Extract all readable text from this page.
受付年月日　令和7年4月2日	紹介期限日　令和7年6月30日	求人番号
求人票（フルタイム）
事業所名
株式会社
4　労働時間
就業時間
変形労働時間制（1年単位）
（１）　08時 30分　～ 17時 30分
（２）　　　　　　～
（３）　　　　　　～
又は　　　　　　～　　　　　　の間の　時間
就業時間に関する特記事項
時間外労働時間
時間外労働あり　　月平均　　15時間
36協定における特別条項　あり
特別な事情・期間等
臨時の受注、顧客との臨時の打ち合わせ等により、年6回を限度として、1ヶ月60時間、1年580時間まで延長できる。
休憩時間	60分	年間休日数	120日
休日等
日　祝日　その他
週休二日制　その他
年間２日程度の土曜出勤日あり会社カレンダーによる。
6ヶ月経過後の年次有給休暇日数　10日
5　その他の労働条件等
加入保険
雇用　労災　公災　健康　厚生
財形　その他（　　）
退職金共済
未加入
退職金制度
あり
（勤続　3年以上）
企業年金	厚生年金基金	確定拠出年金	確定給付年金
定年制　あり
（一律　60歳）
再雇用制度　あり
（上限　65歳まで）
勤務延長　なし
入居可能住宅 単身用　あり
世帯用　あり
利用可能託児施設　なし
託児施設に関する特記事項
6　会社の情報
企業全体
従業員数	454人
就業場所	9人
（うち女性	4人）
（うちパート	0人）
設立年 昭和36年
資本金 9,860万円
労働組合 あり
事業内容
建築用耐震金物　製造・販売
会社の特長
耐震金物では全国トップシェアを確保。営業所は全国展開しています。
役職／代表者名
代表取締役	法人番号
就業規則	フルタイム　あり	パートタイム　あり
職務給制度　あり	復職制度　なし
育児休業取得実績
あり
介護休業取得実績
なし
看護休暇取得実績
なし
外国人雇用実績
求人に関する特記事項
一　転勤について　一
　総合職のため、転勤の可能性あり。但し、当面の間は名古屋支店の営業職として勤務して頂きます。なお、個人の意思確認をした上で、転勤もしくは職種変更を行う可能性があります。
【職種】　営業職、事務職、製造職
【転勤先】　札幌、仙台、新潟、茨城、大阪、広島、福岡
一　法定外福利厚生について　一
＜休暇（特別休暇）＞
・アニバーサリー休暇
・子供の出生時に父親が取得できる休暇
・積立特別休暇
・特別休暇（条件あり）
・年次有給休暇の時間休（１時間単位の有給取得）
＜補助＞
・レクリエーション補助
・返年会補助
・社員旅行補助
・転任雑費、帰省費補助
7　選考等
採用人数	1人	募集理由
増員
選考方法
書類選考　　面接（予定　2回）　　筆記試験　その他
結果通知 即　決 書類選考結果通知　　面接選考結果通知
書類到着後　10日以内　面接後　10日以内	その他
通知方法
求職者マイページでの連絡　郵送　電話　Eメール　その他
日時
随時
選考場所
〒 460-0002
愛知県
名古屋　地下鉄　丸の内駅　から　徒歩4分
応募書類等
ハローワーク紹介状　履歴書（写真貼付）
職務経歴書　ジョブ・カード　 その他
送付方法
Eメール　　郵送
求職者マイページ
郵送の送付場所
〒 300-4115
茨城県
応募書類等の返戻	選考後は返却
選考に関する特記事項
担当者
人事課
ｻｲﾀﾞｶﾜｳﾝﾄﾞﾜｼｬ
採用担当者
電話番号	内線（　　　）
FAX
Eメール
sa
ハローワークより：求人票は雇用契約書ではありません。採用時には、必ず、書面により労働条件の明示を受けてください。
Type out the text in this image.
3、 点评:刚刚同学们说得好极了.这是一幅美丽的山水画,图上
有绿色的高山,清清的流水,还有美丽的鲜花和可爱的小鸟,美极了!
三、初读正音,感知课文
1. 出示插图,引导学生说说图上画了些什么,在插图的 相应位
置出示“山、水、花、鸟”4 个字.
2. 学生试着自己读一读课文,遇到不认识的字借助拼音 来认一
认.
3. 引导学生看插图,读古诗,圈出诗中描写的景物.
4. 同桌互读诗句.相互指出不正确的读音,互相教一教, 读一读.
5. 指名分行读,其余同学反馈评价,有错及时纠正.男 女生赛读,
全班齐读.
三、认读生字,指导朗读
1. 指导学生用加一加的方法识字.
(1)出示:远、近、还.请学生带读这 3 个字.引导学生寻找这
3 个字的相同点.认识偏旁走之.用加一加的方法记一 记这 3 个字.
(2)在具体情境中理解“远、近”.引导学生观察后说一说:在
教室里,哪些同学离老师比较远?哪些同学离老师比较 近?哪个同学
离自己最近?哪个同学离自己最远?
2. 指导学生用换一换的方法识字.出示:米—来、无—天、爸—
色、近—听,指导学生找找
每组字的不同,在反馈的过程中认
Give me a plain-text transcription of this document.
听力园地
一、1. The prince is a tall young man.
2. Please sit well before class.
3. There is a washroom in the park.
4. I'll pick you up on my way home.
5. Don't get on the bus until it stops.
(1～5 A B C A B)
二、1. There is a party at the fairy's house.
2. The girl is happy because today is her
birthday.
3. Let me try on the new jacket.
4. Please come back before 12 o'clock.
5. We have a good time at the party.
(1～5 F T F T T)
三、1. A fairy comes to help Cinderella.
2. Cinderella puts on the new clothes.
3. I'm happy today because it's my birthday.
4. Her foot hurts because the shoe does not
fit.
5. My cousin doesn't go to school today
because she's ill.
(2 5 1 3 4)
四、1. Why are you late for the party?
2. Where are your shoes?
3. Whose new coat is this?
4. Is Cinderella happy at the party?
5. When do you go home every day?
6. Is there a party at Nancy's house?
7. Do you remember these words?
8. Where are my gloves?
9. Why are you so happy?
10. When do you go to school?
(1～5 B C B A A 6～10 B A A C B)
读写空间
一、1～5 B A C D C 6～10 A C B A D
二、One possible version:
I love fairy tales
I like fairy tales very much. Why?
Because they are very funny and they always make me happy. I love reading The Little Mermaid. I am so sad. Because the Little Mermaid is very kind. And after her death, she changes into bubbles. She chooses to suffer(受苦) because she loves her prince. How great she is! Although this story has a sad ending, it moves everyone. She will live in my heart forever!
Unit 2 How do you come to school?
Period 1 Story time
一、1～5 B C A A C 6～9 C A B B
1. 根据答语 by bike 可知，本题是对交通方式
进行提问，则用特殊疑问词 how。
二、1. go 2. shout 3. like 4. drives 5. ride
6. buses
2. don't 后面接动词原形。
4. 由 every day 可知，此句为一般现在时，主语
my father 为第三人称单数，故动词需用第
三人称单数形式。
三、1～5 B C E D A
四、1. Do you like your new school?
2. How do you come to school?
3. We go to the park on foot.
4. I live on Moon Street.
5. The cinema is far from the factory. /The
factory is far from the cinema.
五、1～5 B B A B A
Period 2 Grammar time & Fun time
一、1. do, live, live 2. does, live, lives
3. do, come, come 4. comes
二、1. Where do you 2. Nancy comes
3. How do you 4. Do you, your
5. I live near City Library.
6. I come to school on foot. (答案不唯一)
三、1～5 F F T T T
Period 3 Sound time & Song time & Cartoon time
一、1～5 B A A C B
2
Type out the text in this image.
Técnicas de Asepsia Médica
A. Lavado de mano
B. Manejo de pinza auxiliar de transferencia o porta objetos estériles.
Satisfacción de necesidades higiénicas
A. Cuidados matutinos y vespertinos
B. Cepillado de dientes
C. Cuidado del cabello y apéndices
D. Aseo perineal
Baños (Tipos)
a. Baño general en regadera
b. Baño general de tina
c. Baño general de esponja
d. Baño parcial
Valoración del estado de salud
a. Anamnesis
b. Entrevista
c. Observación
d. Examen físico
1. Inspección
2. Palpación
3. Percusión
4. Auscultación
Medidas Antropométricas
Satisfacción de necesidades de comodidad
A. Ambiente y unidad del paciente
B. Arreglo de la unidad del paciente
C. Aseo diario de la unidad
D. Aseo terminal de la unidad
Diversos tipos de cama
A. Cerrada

......

**To be done**
Without changing a word, restate the whole listing.

**Task result**
Extract all readable text from this page.
受付年月日　令和7年4月2日	紹介期限日　令和7年6月30日	求人番号
求人票（フルタイム）
事業所名
株式会社
4　労働時間
就業時間
変形労働時間制（1年単位）
（１）　08時 30分　～ 17時 30分
（２）　　　　　　～
（３）　　　　　　～
又は　　　　　　～　　　　　　の間の　時間
就業時間に関する特記事項
時間外労働時間
時間外労働あり　　月平均　　15時間
36協定における特別条項　あり
特別な事情・期間等
臨時の受注、顧客との臨時の打ち合わせ等により、年6回を限度として、1ヶ月60時間、1年580時間まで延長できる。
休憩時間	60分	年間休日数	120日
休日等
日　祝日　その他
週休二日制　その他
年間２日程度の土曜出勤日あり会社カレンダーによる。
6ヶ月経過後の年次有給休暇日数　10日
5　その他の労働条件等
加入保険
雇用　労災　公災　健康　厚生
財形　その他（　　）
退職金共済
未加入
退職金制度
あり
（勤続　3年以上）
企業年金	厚生年金基金	確定拠出年金	確定給付年金
定年制　あり
（一律　60歳）
再雇用制度　あり
（上限　65歳まで）
勤務延長　なし
入居可能住宅 単身用　あり
世帯用　あり
利用可能託児施設　なし
託児施設に関する特記事項
6　会社の情報
企業全体
従業員数	454人
就業場所	9人
（うち女性	4人）
（うちパート	0人）
設立年 昭和36年
資本金 9,860万円
労働組合 あり
事業内容
建築用耐震金物　製造・販売
会社の特長
耐震金物では全国トップシェアを確保。営業所は全国展開しています。
役職／代表者名
代表取締役	法人番号
就業規則	フルタイム　あり	パートタイム　あり
職務給制度　あり	復職制度　なし
育児休業取得実績
あり
介護休業取得実績
なし
看護休暇取得実績
なし
外国人雇用実績
求人に関する特記事項
一　転勤について　一
　総合職のため、転勤の可能性あり。但し、当面の間は名古屋支店の営業職として勤務して頂きます。なお、個人の意思確認をした上で、転勤もしくは職種変更を行う可能性があります。
【職種】　営業職、事務職、製造職
【転勤先】　札幌、仙台、新潟、茨城、大阪、広島、福岡
一　法定外福利厚生について　一
＜休暇（特別休暇）＞
・アニバーサリー休暇
・子供の出生時に父親が取得できる休暇
・積立特別休暇
・特別休暇（条件あり）
・年次有給休暇の時間休（１時間単位の有給取得）
＜補助＞
・レクリエーション補助
・返年会補助
・社員旅行補助
・転任雑費、帰省費補助
7　選考等
採用人数	1人	募集理由
増員
選考方法
書類選考　　面接（予定　2回）　　筆記試験　その他
結果通知 即　決 書類選考結果通知　　面接選考結果通知
書類到着後　10日以内　面接後　10日以内	その他
通知方法
求職者マイページでの連絡　郵送　電話　Eメール　その他
日時
随時
選考場所
〒 460-0002
愛知県
名古屋　地下鉄　丸の内駅　から　徒歩4分
応募書類等
ハローワーク紹介状　履歴書（写真貼付）
職務経歴書　ジョブ・カード　 その他
送付方法
Eメール　　郵送
求職者マイページ
郵送の送付場所
〒 300-4115
茨城県
応募書類等の返戻	選考後は返却
選考に関する特記事項
担当者
人事課
ｻｲﾀﾞｶﾜｳﾝﾄﾞﾜｼｬ
採用担当者
電話番号	内線（　　　）
FAX
Eメール
sa
ハローワークより：求人票は雇用契約書ではありません。採用時には、必ず、書面により労働条件の明示を受けてください。
Type out the text in this image.
3、 点评:刚刚同学们说得好极了.这是一幅美丽的山水画,图上
有绿色的高山,清清的流水,还有美丽的鲜花和可爱的小鸟,美极了!
三、初读正音,感知课文
1. 出示插图,引导学生说说图上画了些什么,在插图的 相应位
置出示“山、水、花、鸟”4 个字.
2. 学生试着自己读一读课文,遇到不认识的字借助拼音 来认一
认.
3. 引导学生看插图,读古诗,圈出诗中描写的景物.
4. 同桌互读诗句.相互指出不正确的读音,互相教一教, 读一读.
5. 指名分行读,其余同学反馈评价,有错及时纠正.男 女生赛读,
全班齐读.
三、认读生字,指导朗读
1. 指导学生用加一加的方法识字.
(1)出示:远、近、还.请学生带读这 3 个字.引导学生寻找这
3 个字的相同点.认识偏旁走之.用加一加的方法记一 记这 3 个字.
(2)在具体情境中理解“远、近”.引导学生观察后说一说:在
教室里,哪些同学离老师比较远?哪些同学离老师比较 近?哪个同学
离自己最近?哪个同学离自己最远?
2. 指导学生用换一换的方法识字.出示:米—来、无—天、爸—
色、近—听,指导学生找找
每组字的不同,在反馈的过程中认
Give me a plain-text transcription of this document.
听力园地
一、1. The prince is a tall young man.
2. Please sit well before class.
3. There is a washroom in the park.
4. I'll pick you up on my way home.
5. Don't get on the bus until it stops.
(1～5 A B C A B)
二、1. There is a party at the fairy's house.
2. The girl is happy because today is her
birthday.
3. Let me try on the new jacket.
4. Please come back before 12 o'clock.
5. We have a good time at the party.
(1～5 F T F T T)
三、1. A fairy comes to help Cinderella.
2. Cinderella puts on the new clothes.
3. I'm happy today because it's my birthday.
4. Her foot hurts because the shoe does not
fit.
5. My cousin doesn't go to school today
because she's ill.
(2 5 1 3 4)
四、1. Why are you late for the party?
2. Where are your shoes?
3. Whose new coat is this?
4. Is Cinderella happy at the party?
5. When do you go home every day?
6. Is there a party at Nancy's house?
7. Do you remember these words?
8. Where are my gloves?
9. Why are you so happy?
10. When do you go to school?
(1～5 B C B A A 6～10 B A A C B)
读写空间
一、1～5 B A C D C 6～10 A C B A D
二、One possible version:
I love fairy tales
I like fairy tales very much. Why?
Because they are very funny and they always make me happy. I love reading The Little Mermaid. I am so sad. Because the Little Mermaid is very kind. And after her death, she changes into bubbles. She chooses to suffer(受苦) because she loves her prince. How great she is! Although this story has a sad ending, it moves everyone. She will live in my heart forever!
Unit 2 How do you come to school?
Period 1 Story time
一、1～5 B C A A C 6～9 C A B B
1. 根据答语 by bike 可知，本题是对交通方式
进行提问，则用特殊疑问词 how。
二、1. go 2. shout 3. like 4. drives 5. ride
6. buses
2. don't 后面接动词原形。
4. 由 every day 可知，此句为一般现在时，主语
my father 为第三人称单数，故动词需用第
三人称单数形式。
三、1～5 B C E D A
四、1. Do you like your new school?
2. How do you come to school?
3. We go to the park on foot.
4. I live on Moon Street.
5. The cinema is far from the factory. /The
factory is far from the cinema.
五、1～5 B B A B A
Period 2 Grammar time & Fun time
一、1. do, live, live 2. does, live, lives
3. do, come, come 4. comes
二、1. Where do you 2. Nancy comes
3. How do you 4. Do you, your
5. I live near City Library.
6. I come to school on foot. (答案不唯一)
三、1～5 F F T T T
Period 3 Sound time & Song time & Cartoon time
一、1～5 B A A C B
2
Type out the text in this image.
Técnicas de Asepsia Médica
A. Lavado de mano
B. Manejo de pinza auxiliar de transferencia o porta objetos estériles.
Satisfacción de necesidades higiénicas
A. Cuidados matutinos y vespertinos
B. Cepillado de dientes
C. Cuidado del cabello y apéndices
D. Aseo perineal
Baños (Tipos)
a. Baño general en regadera
b. Baño general de tina
c. Baño general de esponja
d. Baño parcial
Valoración del estado de salud
a. Anamnesis
b. Entrevista
c. Observación
d. Examen físico
1. Inspección
2. Palpación
3. Percusión
4. Auscultación
Medidas Antropométricas
Satisfacción de necesidades de comodidad
A. Ambiente y unidad del paciente
B. Arreglo de la unidad del paciente
C. Aseo diario de la unidad
D. Aseo terminal de la unidad
Diversos tipos de cama
A. Cerrada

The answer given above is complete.